Goal: Please give the data below again in full, exactly as it stands.

Raw data:
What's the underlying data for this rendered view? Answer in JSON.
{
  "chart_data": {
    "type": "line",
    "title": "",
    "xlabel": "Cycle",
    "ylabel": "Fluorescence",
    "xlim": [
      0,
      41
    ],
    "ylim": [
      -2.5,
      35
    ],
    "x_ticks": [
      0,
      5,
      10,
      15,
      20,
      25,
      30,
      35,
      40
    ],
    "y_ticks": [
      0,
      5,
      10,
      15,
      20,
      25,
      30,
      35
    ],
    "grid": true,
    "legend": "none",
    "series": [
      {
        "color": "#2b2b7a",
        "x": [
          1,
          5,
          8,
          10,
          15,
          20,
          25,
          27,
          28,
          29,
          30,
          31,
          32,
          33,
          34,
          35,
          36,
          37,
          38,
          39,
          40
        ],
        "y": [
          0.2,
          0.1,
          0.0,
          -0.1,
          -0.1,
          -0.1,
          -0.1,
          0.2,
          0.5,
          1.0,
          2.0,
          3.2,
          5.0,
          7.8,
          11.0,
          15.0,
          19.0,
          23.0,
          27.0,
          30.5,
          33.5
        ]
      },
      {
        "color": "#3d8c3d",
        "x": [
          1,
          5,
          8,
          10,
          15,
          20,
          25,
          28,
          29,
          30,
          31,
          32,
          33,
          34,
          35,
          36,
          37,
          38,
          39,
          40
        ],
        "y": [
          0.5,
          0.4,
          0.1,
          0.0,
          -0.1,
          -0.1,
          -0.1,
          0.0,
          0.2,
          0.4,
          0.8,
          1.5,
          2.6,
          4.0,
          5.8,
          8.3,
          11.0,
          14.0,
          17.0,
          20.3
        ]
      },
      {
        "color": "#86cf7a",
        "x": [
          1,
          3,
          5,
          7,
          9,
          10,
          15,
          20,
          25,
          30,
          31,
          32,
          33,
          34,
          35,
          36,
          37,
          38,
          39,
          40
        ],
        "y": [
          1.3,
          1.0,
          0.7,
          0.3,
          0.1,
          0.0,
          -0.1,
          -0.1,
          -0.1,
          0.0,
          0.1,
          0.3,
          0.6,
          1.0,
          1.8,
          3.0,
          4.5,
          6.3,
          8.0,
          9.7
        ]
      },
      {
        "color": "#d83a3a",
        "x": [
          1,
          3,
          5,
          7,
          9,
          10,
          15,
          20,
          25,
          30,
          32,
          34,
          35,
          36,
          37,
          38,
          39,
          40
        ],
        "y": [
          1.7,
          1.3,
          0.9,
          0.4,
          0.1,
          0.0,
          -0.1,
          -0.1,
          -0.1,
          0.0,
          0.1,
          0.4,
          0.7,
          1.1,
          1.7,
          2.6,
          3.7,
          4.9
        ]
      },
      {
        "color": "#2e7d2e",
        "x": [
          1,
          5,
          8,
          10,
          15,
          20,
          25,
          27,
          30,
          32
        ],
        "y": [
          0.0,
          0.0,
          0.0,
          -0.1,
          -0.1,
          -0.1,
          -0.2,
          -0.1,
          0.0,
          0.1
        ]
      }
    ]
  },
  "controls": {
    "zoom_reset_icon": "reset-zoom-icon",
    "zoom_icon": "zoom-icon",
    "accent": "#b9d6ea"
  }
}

Reply:
What's the underlying data for this rendered view? Answer in JSON.
{
  "chart_data": {
    "type": "line",
    "title": "",
    "xlabel": "Cycle",
    "ylabel": "Fluorescence",
    "xlim": [
      0,
      41
    ],
    "ylim": [
      -2.5,
      35
    ],
    "x_ticks": [
      0,
      5,
      10,
      15,
      20,
      25,
      30,
      35,
      40
    ],
    "y_ticks": [
      0,
      5,
      10,
      15,
      20,
      25,
      30,
      35
    ],
    "grid": true,
    "legend": "none",
    "series": [
      {
        "color": "#2b2b7a",
        "x": [
          1,
          5,
          8,
          10,
          15,
          20,
          25,
          27,
          28,
          29,
          30,
          31,
          32,
          33,
          34,
          35,
          36,
          37,
          38,
          39,
          40
        ],
        "y": [
          0.2,
          0.1,
          0.0,
          -0.1,
          -0.1,
          -0.1,
          -0.1,
          0.2,
          0.5,
          1.0,
          2.0,
          3.2,
          5.0,
          7.8,
          11.0,
          15.0,
          19.0,
          23.0,
          27.0,
          30.5,
          33.5
        ]
      },
      {
        "color": "#3d8c3d",
        "x": [
          1,
          5,
          8,
          10,
          15,
          20,
          25,
          28,
          29,
          30,
          31,
          32,
          33,
          34,
          35,
          36,
          37,
          38,
          39,
          40
        ],
        "y": [
          0.5,
          0.4,
          0.1,
          0.0,
          -0.1,
          -0.1,
          -0.1,
          0.0,
          0.2,
          0.4,
          0.8,
          1.5,
          2.6,
          4.0,
          5.8,
          8.3,
          11.0,
          14.0,
          17.0,
          20.3
        ]
      },
      {
        "color": "#86cf7a",
        "x": [
          1,
          3,
          5,
          7,
          9,
          10,
          15,
          20,
          25,
          30,
          31,
          32,
          33,
          34,
          35,
          36,
          37,
          38,
          39,
          40
        ],
        "y": [
          1.3,
          1.0,
          0.7,
          0.3,
          0.1,
          0.0,
          -0.1,
          -0.1,
          -0.1,
          0.0,
          0.1,
          0.3,
          0.6,
          1.0,
          1.8,
          3.0,
          4.5,
          6.3,
          8.0,
          9.7
        ]
      },
      {
        "color": "#d83a3a",
        "x": [
          1,
          3,
          5,
          7,
          9,
          10,
          15,
          20,
          25,
          30,
          32,
          34,
          35,
          36,
          37,
          38,
          39,
          40
        ],
        "y": [
          1.7,
          1.3,
          0.9,
          0.4,
          0.1,
          0.0,
          -0.1,
          -0.1,
          -0.1,
          0.0,
          0.1,
          0.4,
          0.7,
          1.1,
          1.7,
          2.6,
          3.7,
          4.9
        ]
      },
      {
        "color": "#2e7d2e",
        "x": [
          1,
          5,
          8,
          10,
          15,
          20,
          25,
          27,
          30,
          32
        ],
        "y": [
          0.0,
          0.0,
          0.0,
          -0.1,
          -0.1,
          -0.1,
          -0.2,
          -0.1,
          0.0,
          0.1
        ]
      }
    ]
  },
  "controls": {
    "zoom_reset_icon": "reset-zoom-icon",
    "zoom_icon": "zoom-icon",
    "accent": "#b9d6ea"
  }
}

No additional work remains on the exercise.